> **Description of the task**
Search the listing for "minutes" and copy every line where it appears.

> **Supplied information**
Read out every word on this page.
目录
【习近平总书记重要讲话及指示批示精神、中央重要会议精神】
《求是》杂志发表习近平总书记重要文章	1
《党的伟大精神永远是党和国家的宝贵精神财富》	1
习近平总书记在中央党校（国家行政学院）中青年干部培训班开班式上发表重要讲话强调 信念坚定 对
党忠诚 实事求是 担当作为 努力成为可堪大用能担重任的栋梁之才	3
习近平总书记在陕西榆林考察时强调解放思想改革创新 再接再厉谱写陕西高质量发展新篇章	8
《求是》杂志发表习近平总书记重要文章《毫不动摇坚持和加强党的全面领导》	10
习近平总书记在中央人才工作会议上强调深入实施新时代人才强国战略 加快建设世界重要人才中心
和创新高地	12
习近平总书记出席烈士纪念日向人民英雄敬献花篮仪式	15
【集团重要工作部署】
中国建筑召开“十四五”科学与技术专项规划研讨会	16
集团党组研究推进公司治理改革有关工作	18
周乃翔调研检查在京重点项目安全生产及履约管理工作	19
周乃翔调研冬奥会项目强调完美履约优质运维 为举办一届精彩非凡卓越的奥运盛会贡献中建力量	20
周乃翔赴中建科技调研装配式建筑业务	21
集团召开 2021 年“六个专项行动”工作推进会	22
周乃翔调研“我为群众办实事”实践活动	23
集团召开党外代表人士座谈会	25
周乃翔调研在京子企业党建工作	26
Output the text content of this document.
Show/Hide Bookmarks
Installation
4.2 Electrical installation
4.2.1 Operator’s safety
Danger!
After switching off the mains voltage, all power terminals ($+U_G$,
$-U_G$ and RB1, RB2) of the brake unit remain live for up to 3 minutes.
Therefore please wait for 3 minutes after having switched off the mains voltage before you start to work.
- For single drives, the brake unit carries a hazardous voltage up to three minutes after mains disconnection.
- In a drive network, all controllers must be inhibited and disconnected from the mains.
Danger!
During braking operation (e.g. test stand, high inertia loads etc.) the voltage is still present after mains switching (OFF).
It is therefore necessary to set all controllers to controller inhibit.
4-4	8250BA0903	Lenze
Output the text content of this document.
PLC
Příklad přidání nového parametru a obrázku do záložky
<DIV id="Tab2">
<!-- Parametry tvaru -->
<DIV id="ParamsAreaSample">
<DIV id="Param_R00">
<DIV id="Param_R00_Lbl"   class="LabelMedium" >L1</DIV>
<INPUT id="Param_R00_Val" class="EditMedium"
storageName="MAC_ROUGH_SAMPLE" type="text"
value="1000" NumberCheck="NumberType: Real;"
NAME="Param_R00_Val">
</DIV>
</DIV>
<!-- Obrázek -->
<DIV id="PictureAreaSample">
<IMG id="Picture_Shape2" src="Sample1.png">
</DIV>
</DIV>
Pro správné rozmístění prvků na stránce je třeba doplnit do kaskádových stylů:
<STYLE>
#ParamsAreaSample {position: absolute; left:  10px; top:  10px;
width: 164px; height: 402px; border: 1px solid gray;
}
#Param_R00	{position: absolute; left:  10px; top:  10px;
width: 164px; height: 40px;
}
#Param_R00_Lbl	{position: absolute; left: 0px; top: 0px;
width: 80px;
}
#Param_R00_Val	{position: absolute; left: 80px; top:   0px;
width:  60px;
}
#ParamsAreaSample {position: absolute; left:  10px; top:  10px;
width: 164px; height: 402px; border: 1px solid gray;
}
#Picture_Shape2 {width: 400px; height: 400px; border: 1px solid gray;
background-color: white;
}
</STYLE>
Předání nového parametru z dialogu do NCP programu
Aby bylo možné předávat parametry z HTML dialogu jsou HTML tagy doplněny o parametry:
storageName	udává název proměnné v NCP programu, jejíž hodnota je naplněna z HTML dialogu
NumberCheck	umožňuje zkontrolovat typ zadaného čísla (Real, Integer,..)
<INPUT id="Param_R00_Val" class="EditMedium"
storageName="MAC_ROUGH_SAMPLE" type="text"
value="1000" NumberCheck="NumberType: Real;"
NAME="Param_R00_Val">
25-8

> **Answer to this task**
$-U_G$ and RB1, RB2) of the brake unit remain live for up to 3 minutes.
Therefore please wait for 3 minutes after having switched off the mains voltage before you start to work.
- For single drives, the brake unit carries a hazardous voltage up to three minutes after mains disconnection.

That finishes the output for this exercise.